- AIM OF THE TASK -
Read the lines below. Copy out any that hold the string "value".

- DATA SECTION -

● ● ● ● ●

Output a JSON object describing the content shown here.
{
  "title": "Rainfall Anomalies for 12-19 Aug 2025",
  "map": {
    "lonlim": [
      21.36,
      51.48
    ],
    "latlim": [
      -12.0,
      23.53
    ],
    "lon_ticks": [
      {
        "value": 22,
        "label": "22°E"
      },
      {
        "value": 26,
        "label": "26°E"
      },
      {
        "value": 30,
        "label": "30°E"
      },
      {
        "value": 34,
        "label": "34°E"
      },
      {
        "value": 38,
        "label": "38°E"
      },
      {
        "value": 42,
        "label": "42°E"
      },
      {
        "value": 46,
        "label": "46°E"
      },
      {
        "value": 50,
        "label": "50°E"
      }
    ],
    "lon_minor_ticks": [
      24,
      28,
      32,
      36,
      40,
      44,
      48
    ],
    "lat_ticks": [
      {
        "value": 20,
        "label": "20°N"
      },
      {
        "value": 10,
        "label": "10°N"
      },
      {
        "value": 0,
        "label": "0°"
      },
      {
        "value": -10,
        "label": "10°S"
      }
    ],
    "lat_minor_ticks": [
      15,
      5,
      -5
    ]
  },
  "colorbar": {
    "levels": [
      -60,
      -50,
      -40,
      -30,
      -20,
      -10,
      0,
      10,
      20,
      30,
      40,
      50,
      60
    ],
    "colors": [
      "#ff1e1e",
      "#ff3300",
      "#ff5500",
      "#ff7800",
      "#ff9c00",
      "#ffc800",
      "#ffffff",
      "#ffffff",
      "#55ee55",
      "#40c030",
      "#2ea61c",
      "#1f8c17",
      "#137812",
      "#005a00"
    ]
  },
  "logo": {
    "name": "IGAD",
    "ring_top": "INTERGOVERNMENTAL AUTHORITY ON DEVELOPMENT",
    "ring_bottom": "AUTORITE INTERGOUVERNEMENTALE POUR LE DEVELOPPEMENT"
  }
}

● ● ● ● ●

- ANSWER TO THE EXERCISE -
        "value": 22,
        "value": 26,
        "value": 30,
        "value": 34,
        "value": 38,
        "value": 42,
        "value": 46,
        "value": 50,
        "value": 20,
        "value": 10,
        "value": 0,
        "value": -10,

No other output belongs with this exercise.